(Provided records):

** START **

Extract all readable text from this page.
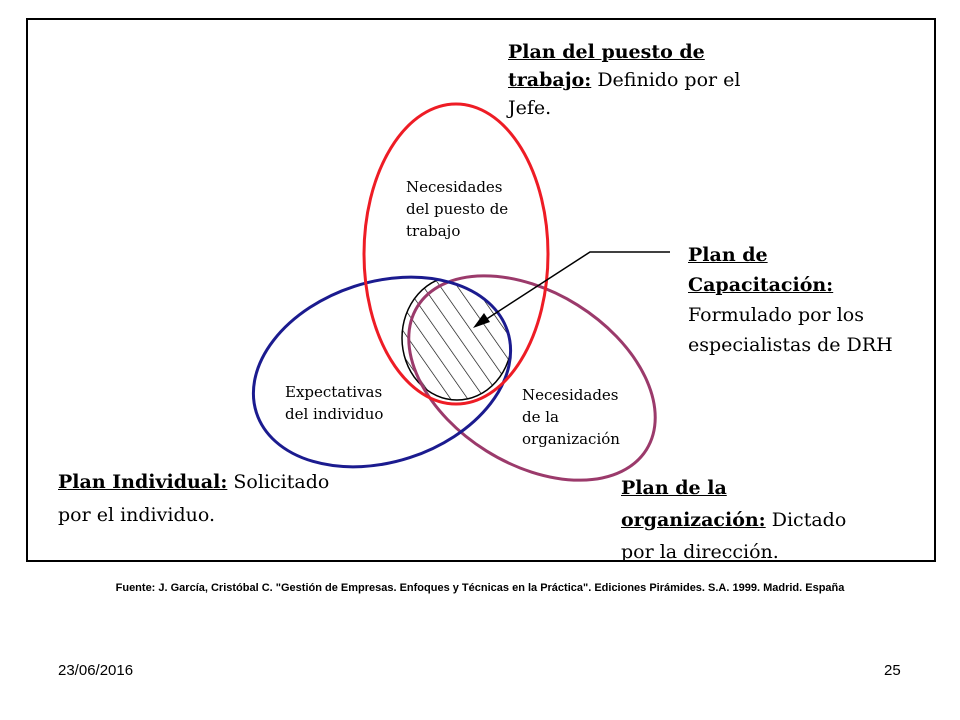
Necesidades del puesto de trabajo
Expectativas del individuo
Necesidades de la organización
Plan del puesto de trabajo: Definido por el Jefe.
Plan de Capacitación: Formulado por los especialistas de DRH
Plan Individual: Solicitado por el individuo.
Plan de la organización: Dictado por la dirección.
Fuente: J. García, Cristóbal C. "Gestión de Empresas. Enfoques y Técnicas en la Práctica". Ediciones Pirámides. S.A. 1999. Madrid. España
23/06/2016	25
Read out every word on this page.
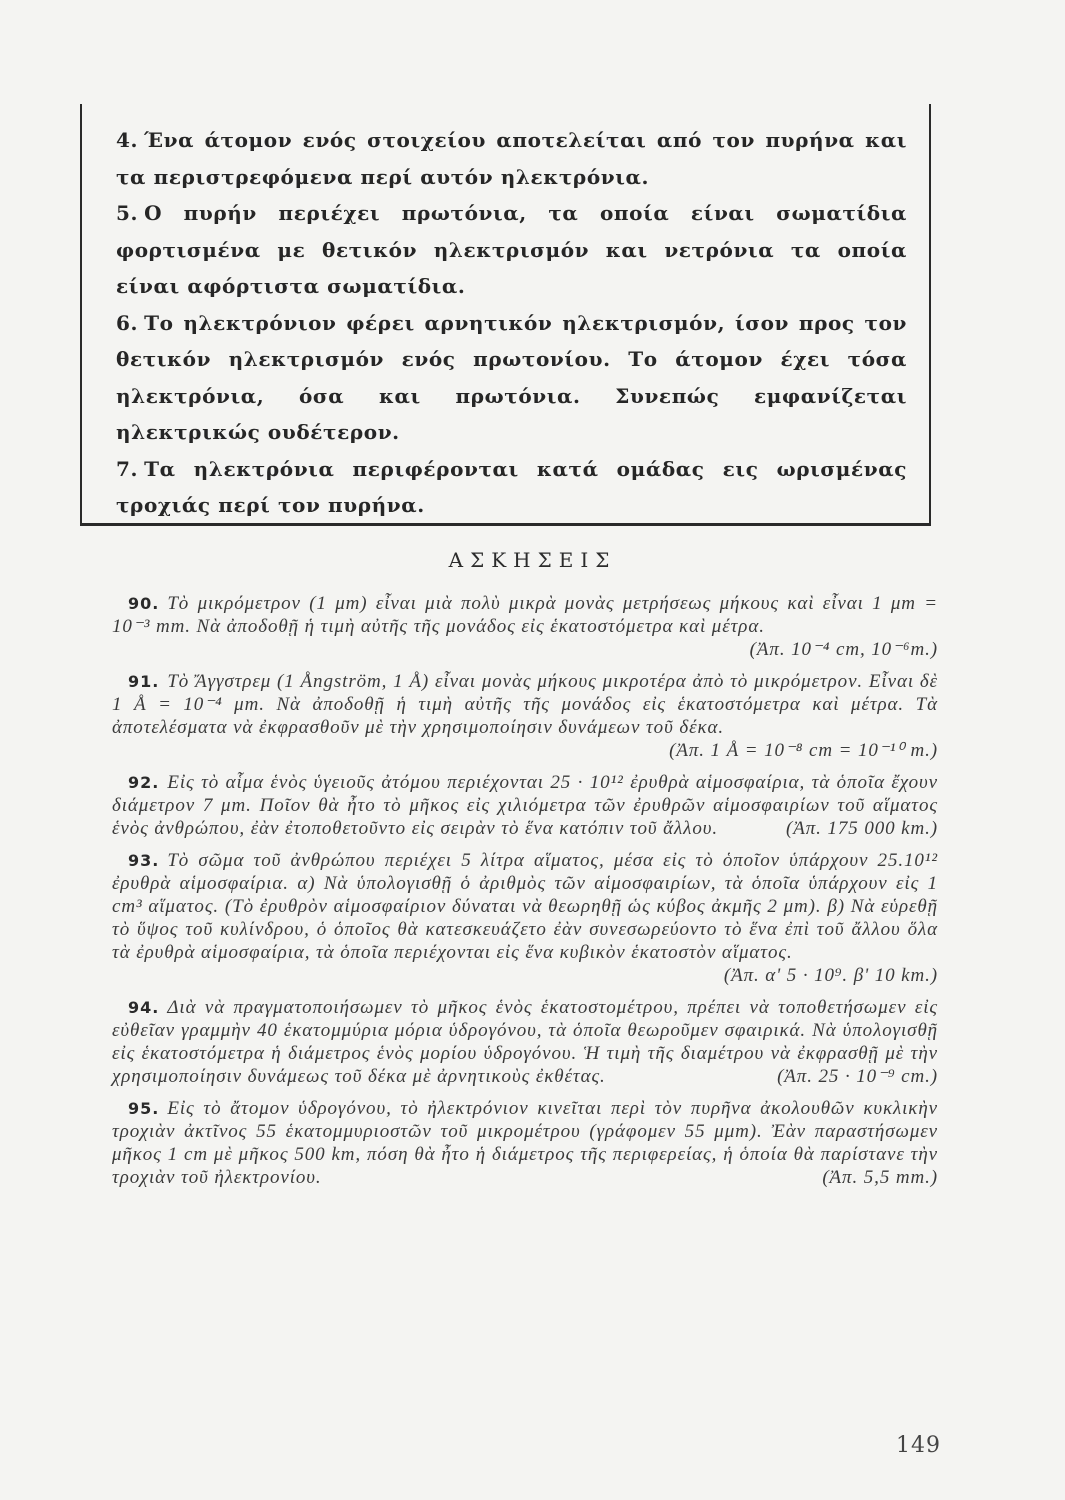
4. Ένα άτομον ενός στοιχείου αποτελείται από τον πυρήνα και τα περιστρεφόμενα περί αυτόν ηλεκτρόνια.

5. Ο πυρήν περιέχει πρωτόνια, τα οποία είναι σωματίδια φορτισμένα με θετικόν ηλεκτρισμόν και νετρόνια τα οποία είναι αφόρτιστα σωματίδια.

6. Το ηλεκτρόνιον φέρει αρνητικόν ηλεκτρισμόν, ίσον προς τον θετικόν ηλεκτρισμόν ενός πρωτονίου. Το άτομον έχει τόσα ηλεκτρόνια, όσα και πρωτόνια. Συνεπώς εμφανίζεται ηλεκτρικώς ουδέτερον.

7. Τα ηλεκτρόνια περιφέρονται κατά ομάδας εις ωρισμένας τροχιάς περί τον πυρήνα.

ΑΣΚΗΣΕΙΣ

90. Τὸ μικρόμετρον (1 μm) εἶναι μιὰ πολὺ μικρὰ μονὰς μετρήσεως μήκους καὶ εἶναι 1 μm = 10⁻³ mm. Νὰ ἀποδοθῇ ἡ τιμὴ αὐτῆς τῆς μονάδος εἰς ἑκατοστόμετρα καὶ μέτρα.
(Ἀπ. 10⁻⁴ cm, 10⁻⁶m.)

91. Τὸ Ἄγγστρεμ (1 Ångström, 1 Å) εἶναι μονὰς μήκους μικροτέρα ἀπὸ τὸ μικρόμετρον. Εἶναι δὲ 1 Å = 10⁻⁴ μm. Νὰ ἀποδοθῇ ἡ τιμὴ αὐτῆς τῆς μονάδος εἰς ἑκατοστόμετρα καὶ μέτρα. Τὰ ἀποτελέσματα νὰ ἐκφρασθοῦν μὲ τὴν χρησιμοποίησιν δυνάμεων τοῦ δέκα.
(Ἀπ. 1 Å = 10⁻⁸ cm = 10⁻¹⁰ m.)

92. Εἰς τὸ αἷμα ἑνὸς ὑγειοῦς ἀτόμου περιέχονται 25 · 10¹² ἐρυθρὰ αἱμοσφαίρια, τὰ ὁποῖα ἔχουν διάμετρον 7 μm. Ποῖον θὰ ἦτο τὸ μῆκος εἰς χιλιόμετρα τῶν ἐρυθρῶν αἱμοσφαιρίων τοῦ αἵματος ἑνὸς ἀνθρώπου, ἐὰν ἐτοποθετοῦντο εἰς σειρὰν τὸ ἕνα κατόπιν τοῦ ἄλλου.	(Ἀπ. 175 000 km.)

93. Τὸ σῶμα τοῦ ἀνθρώπου περιέχει 5 λίτρα αἵματος, μέσα εἰς τὸ ὁποῖον ὑπάρχουν 25.10¹² ἐρυθρὰ αἱμοσφαίρια. α) Νὰ ὑπολογισθῇ ὁ ἀριθμὸς τῶν αἱμοσφαιρίων, τὰ ὁποῖα ὑπάρχουν εἰς 1 cm³ αἵματος. (Τὸ ἐρυθρὸν αἱμοσφαίριον δύναται νὰ θεωρηθῇ ὡς κύβος ἀκμῆς 2 μm). β) Νὰ εὑρεθῇ τὸ ὕψος τοῦ κυλίνδρου, ὁ ὁποῖος θὰ κατεσκευάζετο ἐὰν συνεσωρεύοντο τὸ ἕνα ἐπὶ τοῦ ἄλλου ὅλα τὰ ἐρυθρὰ αἱμοσφαίρια, τὰ ὁποῖα περιέχονται εἰς ἕνα κυβικὸν ἑκατοστὸν αἵματος.
(Ἀπ. α' 5 · 10⁹. β' 10 km.)

94. Διὰ νὰ πραγματοποιήσωμεν τὸ μῆκος ἑνὸς ἑκατοστομέτρου, πρέπει νὰ τοποθετήσωμεν εἰς εὐθεῖαν γραμμὴν 40 ἑκατομμύρια μόρια ὑδρογόνου, τὰ ὁποῖα θεωροῦμεν σφαιρικά. Νὰ ὑπολογισθῇ εἰς ἑκατοστόμετρα ἡ διάμετρος ἑνὸς μορίου ὑδρογόνου. Ἡ τιμὴ τῆς διαμέτρου νὰ ἐκφρασθῇ μὲ τὴν χρησιμοποίησιν δυνάμεως τοῦ δέκα μὲ ἀρνητικοὺς ἐκθέτας.	(Ἀπ. 25 · 10⁻⁹ cm.)

95. Εἰς τὸ ἄτομον ὑδρογόνου, τὸ ἠλεκτρόνιον κινεῖται περὶ τὸν πυρῆνα ἀκολουθῶν κυκλικὴν τροχιὰν ἀκτῖνος 55 ἑκατομμυριοστῶν τοῦ μικρομέτρου (γράφομεν 55 μμm). Ἐὰν παραστήσωμεν μῆκος 1 cm μὲ μῆκος 500 km, πόση θὰ ἦτο ἡ διάμετρος τῆς περιφερείας, ἡ ὁποία θὰ παρίστανε τὴν τροχιὰν τοῦ ἠλεκτρονίου.	(Ἀπ. 5,5 mm.)

149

** END **

(The exercise):
State how many lines above contain the string "ἑνὸς", with no other words.

(Result of the task):
2